# Data to use start

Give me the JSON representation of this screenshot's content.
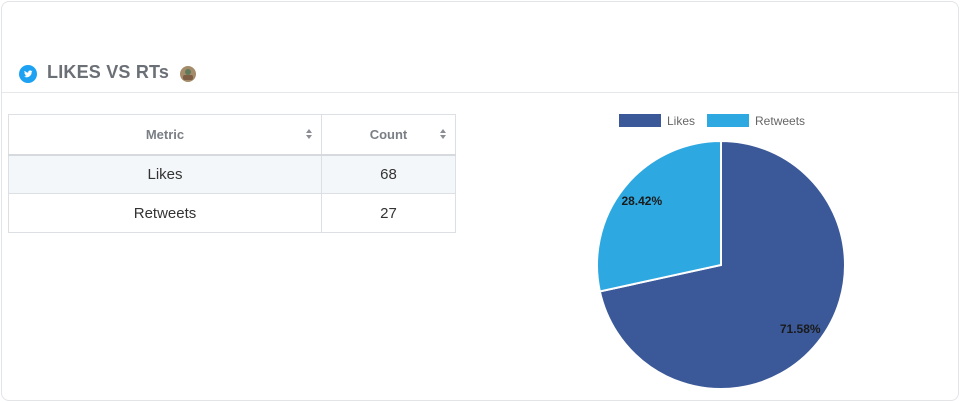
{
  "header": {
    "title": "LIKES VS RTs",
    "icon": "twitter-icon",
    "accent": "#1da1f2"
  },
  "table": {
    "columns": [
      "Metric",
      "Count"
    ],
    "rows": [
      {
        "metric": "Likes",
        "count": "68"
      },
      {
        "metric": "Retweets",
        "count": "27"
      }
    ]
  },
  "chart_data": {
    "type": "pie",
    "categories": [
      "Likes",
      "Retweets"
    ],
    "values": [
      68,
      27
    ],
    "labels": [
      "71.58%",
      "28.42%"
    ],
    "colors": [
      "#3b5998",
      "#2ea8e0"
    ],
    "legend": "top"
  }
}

# Data to use end

All the material shown above is to be copied exactly, with no pictures carried over.

* [Correct result]:
Give me the JSON representation of this screenshot's content.
{
  "header": {
    "title": "LIKES VS RTs",
    "icon": "twitter-icon",
    "accent": "#1da1f2"
  },
  "table": {
    "columns": [
      "Metric",
      "Count"
    ],
    "rows": [
      {
        "metric": "Likes",
        "count": "68"
      },
      {
        "metric": "Retweets",
        "count": "27"
      }
    ]
  },
  "chart_data": {
    "type": "pie",
    "categories": [
      "Likes",
      "Retweets"
    ],
    "values": [
      68,
      27
    ],
    "labels": [
      "71.58%",
      "28.42%"
    ],
    "colors": [
      "#3b5998",
      "#2ea8e0"
    ],
    "legend": "top"
  }
}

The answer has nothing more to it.